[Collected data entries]

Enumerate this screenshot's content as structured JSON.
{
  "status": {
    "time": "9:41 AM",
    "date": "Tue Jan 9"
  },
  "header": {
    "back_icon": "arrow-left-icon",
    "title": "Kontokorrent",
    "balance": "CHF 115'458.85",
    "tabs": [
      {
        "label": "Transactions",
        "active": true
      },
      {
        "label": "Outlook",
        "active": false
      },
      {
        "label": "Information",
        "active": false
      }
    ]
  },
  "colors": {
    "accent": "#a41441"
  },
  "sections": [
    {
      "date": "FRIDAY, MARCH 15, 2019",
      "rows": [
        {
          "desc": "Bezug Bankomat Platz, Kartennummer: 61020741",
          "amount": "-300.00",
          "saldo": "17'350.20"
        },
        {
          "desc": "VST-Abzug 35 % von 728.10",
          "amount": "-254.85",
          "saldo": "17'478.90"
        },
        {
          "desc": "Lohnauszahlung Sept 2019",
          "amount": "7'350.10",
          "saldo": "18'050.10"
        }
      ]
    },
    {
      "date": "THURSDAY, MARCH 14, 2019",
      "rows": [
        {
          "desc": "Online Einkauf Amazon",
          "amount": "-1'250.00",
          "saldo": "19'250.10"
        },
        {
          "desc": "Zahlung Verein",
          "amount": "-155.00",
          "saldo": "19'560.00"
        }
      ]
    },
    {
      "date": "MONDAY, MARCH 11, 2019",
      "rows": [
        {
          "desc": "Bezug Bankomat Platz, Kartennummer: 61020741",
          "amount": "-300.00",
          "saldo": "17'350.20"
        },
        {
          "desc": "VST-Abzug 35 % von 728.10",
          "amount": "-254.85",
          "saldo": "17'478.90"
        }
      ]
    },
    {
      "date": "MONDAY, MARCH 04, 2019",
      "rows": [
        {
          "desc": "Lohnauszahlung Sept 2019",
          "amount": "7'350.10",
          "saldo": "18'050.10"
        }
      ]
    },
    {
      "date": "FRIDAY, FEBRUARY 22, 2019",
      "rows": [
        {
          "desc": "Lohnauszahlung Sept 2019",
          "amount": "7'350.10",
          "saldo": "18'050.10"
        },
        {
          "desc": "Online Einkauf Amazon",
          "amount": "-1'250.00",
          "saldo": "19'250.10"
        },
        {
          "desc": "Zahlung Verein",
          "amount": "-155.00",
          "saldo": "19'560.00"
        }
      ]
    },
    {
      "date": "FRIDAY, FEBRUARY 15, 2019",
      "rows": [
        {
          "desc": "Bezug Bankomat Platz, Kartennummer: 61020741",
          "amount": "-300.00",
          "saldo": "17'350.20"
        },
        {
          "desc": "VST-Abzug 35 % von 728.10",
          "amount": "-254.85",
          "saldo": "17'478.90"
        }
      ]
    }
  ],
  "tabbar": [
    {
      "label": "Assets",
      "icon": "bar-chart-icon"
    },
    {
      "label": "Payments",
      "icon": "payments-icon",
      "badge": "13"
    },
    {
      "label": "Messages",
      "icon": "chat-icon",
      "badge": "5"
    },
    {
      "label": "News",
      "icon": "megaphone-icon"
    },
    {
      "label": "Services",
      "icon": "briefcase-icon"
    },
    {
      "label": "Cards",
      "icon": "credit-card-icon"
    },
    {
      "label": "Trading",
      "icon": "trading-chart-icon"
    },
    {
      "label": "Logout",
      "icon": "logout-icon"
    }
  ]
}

■ Task
Print back all the lines verbatim.

■ Correct result
Enumerate this screenshot's content as structured JSON.
{
  "status": {
    "time": "9:41 AM",
    "date": "Tue Jan 9"
  },
  "header": {
    "back_icon": "arrow-left-icon",
    "title": "Kontokorrent",
    "balance": "CHF 115'458.85",
    "tabs": [
      {
        "label": "Transactions",
        "active": true
      },
      {
        "label": "Outlook",
        "active": false
      },
      {
        "label": "Information",
        "active": false
      }
    ]
  },
  "colors": {
    "accent": "#a41441"
  },
  "sections": [
    {
      "date": "FRIDAY, MARCH 15, 2019",
      "rows": [
        {
          "desc": "Bezug Bankomat Platz, Kartennummer: 61020741",
          "amount": "-300.00",
          "saldo": "17'350.20"
        },
        {
          "desc": "VST-Abzug 35 % von 728.10",
          "amount": "-254.85",
          "saldo": "17'478.90"
        },
        {
          "desc": "Lohnauszahlung Sept 2019",
          "amount": "7'350.10",
          "saldo": "18'050.10"
        }
      ]
    },
    {
      "date": "THURSDAY, MARCH 14, 2019",
      "rows": [
        {
          "desc": "Online Einkauf Amazon",
          "amount": "-1'250.00",
          "saldo": "19'250.10"
        },
        {
          "desc": "Zahlung Verein",
          "amount": "-155.00",
          "saldo": "19'560.00"
        }
      ]
    },
    {
      "date": "MONDAY, MARCH 11, 2019",
      "rows": [
        {
          "desc": "Bezug Bankomat Platz, Kartennummer: 61020741",
          "amount": "-300.00",
          "saldo": "17'350.20"
        },
        {
          "desc": "VST-Abzug 35 % von 728.10",
          "amount": "-254.85",
          "saldo": "17'478.90"
        }
      ]
    },
    {
      "date": "MONDAY, MARCH 04, 2019",
      "rows": [
        {
          "desc": "Lohnauszahlung Sept 2019",
          "amount": "7'350.10",
          "saldo": "18'050.10"
        }
      ]
    },
    {
      "date": "FRIDAY, FEBRUARY 22, 2019",
      "rows": [
        {
          "desc": "Lohnauszahlung Sept 2019",
          "amount": "7'350.10",
          "saldo": "18'050.10"
        },
        {
          "desc": "Online Einkauf Amazon",
          "amount": "-1'250.00",
          "saldo": "19'250.10"
        },
        {
          "desc": "Zahlung Verein",
          "amount": "-155.00",
          "saldo": "19'560.00"
        }
      ]
    },
    {
      "date": "FRIDAY, FEBRUARY 15, 2019",
      "rows": [
        {
          "desc": "Bezug Bankomat Platz, Kartennummer: 61020741",
          "amount": "-300.00",
          "saldo": "17'350.20"
        },
        {
          "desc": "VST-Abzug 35 % von 728.10",
          "amount": "-254.85",
          "saldo": "17'478.90"
        }
      ]
    }
  ],
  "tabbar": [
    {
      "label": "Assets",
      "icon": "bar-chart-icon"
    },
    {
      "label": "Payments",
      "icon": "payments-icon",
      "badge": "13"
    },
    {
      "label": "Messages",
      "icon": "chat-icon",
      "badge": "5"
    },
    {
      "label": "News",
      "icon": "megaphone-icon"
    },
    {
      "label": "Services",
      "icon": "briefcase-icon"
    },
    {
      "label": "Cards",
      "icon": "credit-card-icon"
    },
    {
      "label": "Trading",
      "icon": "trading-chart-icon"
    },
    {
      "label": "Logout",
      "icon": "logout-icon"
    }
  ]
}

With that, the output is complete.